*Goal of the exercise*: Copy each line below that includes "braking".
☆ ☆ ☆ ☆ ☆ ☆ ☆
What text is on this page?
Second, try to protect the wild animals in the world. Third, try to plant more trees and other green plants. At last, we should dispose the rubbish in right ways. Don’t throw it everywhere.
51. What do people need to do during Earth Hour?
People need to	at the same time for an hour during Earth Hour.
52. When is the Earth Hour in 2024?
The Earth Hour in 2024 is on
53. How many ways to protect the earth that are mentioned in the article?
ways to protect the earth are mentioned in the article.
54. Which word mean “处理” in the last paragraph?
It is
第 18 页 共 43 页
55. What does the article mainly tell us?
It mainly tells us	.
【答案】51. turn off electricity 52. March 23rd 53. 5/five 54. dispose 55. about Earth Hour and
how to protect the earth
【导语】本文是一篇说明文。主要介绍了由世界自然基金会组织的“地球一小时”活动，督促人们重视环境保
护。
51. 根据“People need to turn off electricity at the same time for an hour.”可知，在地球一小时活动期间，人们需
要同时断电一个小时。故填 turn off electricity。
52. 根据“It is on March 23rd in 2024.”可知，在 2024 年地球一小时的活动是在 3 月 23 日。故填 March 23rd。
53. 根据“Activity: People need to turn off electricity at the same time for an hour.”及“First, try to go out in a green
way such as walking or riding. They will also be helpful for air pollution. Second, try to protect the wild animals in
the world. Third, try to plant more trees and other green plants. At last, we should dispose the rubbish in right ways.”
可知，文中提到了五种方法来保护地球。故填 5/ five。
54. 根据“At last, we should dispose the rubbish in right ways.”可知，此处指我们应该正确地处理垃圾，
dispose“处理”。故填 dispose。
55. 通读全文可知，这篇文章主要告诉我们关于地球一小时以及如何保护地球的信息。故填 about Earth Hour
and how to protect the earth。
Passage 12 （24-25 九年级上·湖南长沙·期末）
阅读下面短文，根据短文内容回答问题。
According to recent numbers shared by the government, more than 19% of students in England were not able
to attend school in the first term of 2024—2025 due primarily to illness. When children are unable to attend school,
☆ ☆ ☆ ☆ ☆ ☆ ☆
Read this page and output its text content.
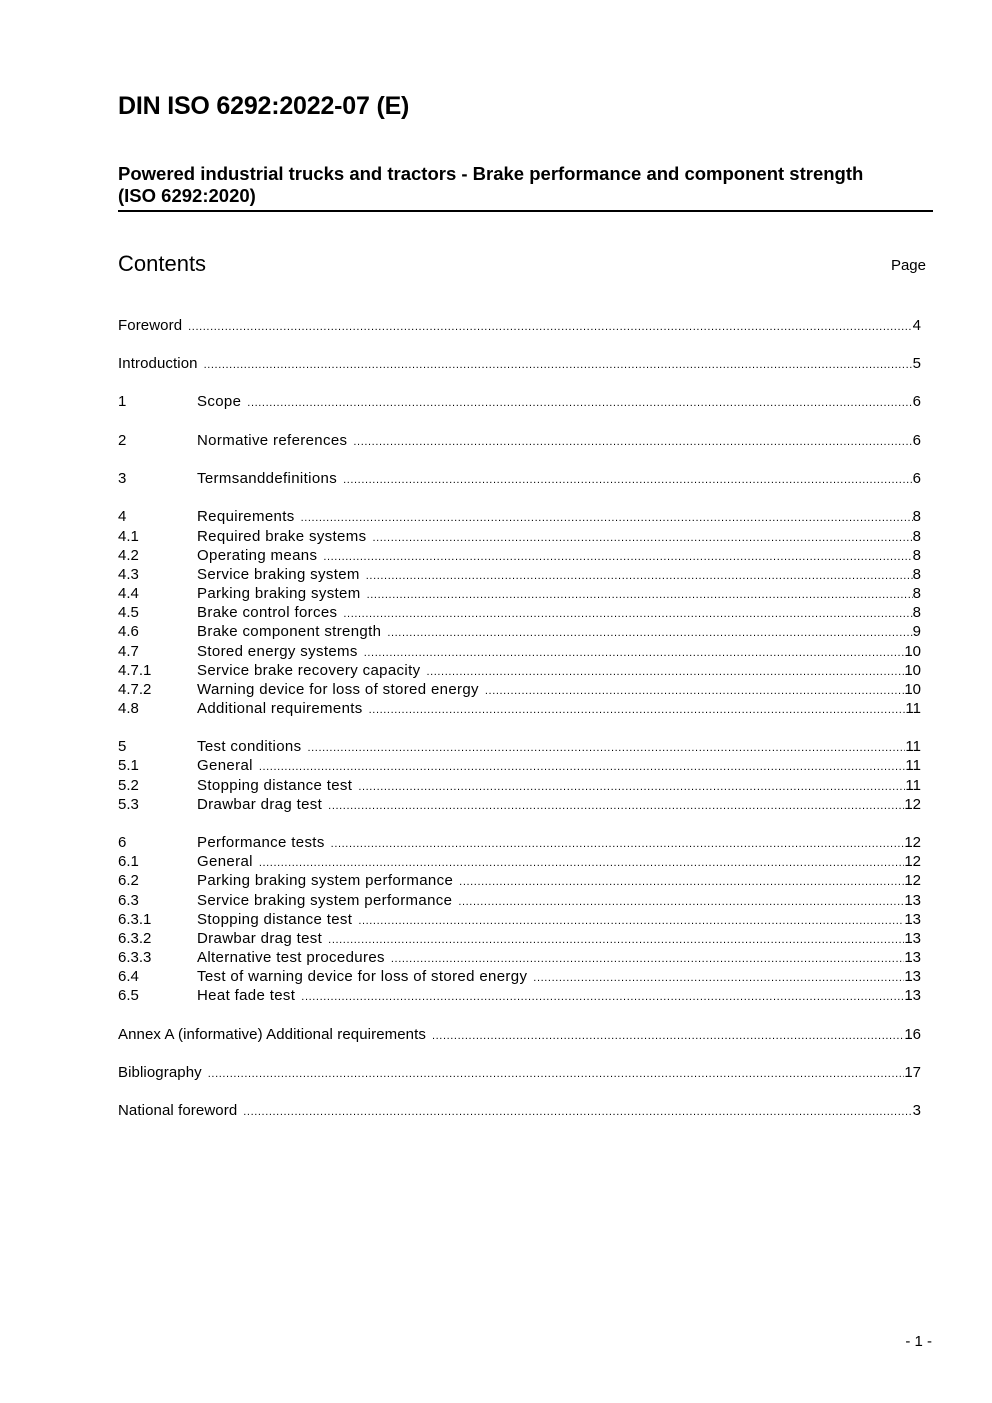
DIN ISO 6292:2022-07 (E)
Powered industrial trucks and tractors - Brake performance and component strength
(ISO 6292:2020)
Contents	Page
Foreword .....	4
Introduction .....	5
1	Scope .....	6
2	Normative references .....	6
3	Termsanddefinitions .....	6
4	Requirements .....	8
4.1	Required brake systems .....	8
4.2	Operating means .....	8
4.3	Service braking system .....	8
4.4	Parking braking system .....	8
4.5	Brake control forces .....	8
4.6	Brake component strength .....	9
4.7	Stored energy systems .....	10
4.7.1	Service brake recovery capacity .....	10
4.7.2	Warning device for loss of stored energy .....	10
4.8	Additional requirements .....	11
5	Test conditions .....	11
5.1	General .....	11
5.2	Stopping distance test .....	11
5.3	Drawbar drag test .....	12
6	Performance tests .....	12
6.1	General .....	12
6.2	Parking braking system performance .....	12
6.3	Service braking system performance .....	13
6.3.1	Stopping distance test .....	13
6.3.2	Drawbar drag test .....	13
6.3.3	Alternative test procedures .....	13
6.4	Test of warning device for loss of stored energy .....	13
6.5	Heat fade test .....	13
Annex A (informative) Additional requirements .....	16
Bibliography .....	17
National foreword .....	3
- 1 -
☆ ☆ ☆ ☆ ☆ ☆ ☆
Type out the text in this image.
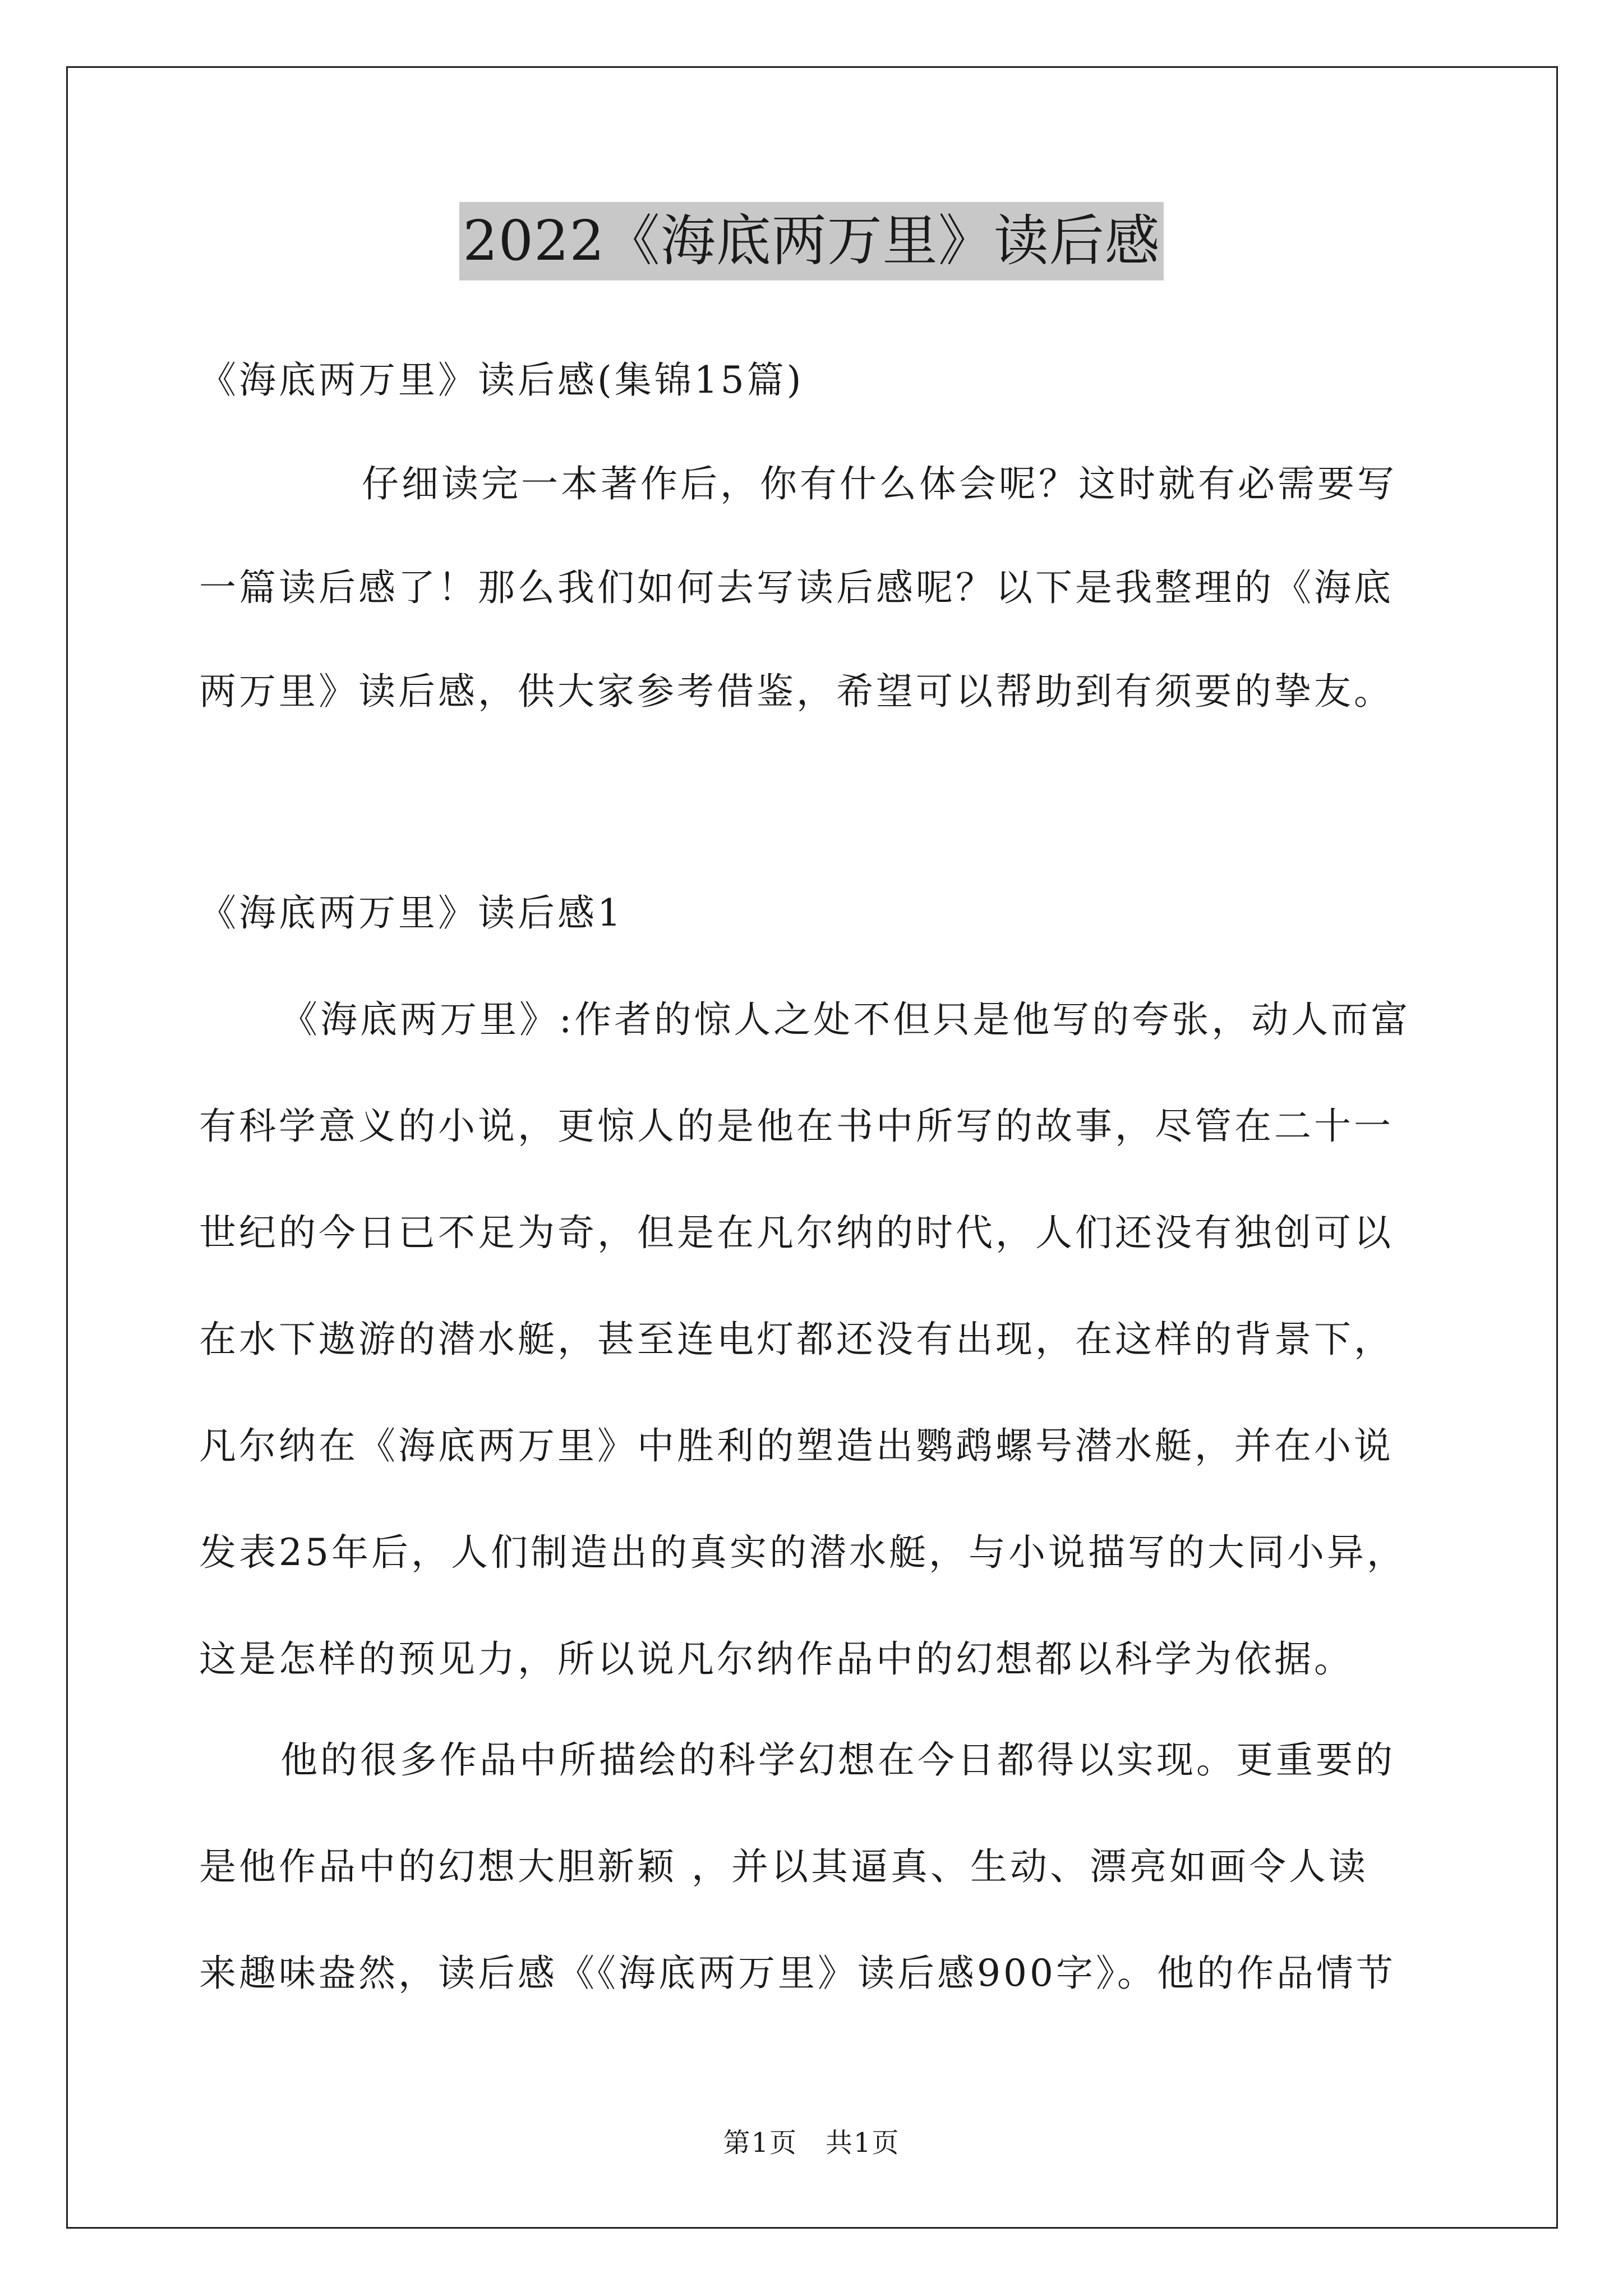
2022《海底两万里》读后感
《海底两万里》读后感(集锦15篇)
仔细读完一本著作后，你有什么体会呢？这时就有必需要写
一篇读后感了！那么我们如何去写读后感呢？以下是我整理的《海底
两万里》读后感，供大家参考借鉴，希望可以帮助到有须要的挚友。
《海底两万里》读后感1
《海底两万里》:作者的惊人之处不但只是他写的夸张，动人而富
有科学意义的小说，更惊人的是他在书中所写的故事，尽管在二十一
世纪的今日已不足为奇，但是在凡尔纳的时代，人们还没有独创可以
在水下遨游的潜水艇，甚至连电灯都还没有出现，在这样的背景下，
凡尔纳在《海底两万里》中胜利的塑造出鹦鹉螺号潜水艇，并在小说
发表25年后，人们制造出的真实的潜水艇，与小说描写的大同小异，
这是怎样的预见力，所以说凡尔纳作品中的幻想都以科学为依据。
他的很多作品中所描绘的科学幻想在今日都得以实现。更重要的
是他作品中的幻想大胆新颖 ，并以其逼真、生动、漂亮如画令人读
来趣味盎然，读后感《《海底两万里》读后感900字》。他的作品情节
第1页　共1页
☆ ☆ ☆ ☆ ☆ ☆ ☆
*Worked solution*:
4.3	Service braking system .....	8
4.4	Parking braking system .....	8
6.2	Parking braking system performance .....	12
6.3	Service braking system performance .....	13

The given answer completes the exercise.